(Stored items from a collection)
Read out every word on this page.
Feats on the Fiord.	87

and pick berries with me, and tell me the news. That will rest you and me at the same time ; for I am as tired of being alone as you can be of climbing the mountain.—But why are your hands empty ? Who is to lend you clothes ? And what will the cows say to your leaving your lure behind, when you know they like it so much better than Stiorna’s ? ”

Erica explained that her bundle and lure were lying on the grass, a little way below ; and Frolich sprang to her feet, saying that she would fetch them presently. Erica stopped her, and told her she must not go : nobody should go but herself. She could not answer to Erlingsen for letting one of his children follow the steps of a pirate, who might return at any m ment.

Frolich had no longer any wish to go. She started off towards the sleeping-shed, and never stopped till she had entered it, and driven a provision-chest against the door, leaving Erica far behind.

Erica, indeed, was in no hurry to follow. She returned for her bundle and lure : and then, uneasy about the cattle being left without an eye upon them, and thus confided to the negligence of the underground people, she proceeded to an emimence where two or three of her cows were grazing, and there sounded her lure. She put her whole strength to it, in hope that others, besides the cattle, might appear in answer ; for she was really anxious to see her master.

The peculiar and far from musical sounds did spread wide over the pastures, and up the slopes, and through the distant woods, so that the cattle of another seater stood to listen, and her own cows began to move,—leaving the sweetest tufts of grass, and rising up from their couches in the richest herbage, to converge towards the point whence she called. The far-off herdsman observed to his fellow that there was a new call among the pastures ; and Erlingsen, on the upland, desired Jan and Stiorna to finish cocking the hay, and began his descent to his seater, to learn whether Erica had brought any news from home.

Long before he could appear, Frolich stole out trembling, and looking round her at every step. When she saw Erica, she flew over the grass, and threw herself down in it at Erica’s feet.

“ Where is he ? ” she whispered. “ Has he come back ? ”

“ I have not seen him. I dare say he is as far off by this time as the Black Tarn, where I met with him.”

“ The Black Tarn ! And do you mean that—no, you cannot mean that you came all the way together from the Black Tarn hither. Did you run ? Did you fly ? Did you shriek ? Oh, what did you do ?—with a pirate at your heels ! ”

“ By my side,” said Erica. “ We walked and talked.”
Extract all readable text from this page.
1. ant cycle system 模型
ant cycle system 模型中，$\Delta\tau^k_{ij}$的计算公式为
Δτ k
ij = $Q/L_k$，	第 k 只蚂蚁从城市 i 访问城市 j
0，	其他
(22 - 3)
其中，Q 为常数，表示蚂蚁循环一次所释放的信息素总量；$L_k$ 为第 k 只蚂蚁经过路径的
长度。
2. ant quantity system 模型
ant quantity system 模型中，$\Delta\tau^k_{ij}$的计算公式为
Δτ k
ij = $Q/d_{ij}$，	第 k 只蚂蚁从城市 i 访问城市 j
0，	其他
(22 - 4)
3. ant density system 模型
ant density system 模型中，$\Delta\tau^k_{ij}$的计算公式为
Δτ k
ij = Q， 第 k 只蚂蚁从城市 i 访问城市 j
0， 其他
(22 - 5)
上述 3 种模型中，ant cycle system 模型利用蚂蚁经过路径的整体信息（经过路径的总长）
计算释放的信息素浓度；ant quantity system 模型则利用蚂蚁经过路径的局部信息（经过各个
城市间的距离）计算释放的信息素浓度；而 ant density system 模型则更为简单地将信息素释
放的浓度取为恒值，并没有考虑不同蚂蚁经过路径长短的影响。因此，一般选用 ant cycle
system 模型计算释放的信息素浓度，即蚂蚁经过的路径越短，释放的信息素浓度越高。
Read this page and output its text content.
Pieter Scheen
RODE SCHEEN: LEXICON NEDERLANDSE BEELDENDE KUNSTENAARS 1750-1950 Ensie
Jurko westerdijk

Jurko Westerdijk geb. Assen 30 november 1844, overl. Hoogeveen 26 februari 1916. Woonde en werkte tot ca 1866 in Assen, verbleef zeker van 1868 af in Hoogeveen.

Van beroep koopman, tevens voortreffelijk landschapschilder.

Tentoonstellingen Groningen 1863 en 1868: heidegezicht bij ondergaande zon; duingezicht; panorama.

> REQUIRED WORK:
Identify the lines of the entries containing the string "page". Copy each such line.

> SOLUTION TO THE EXERCISE:
Read out every word on this page.
Extract all readable text from this page.
Read this page and output its text content.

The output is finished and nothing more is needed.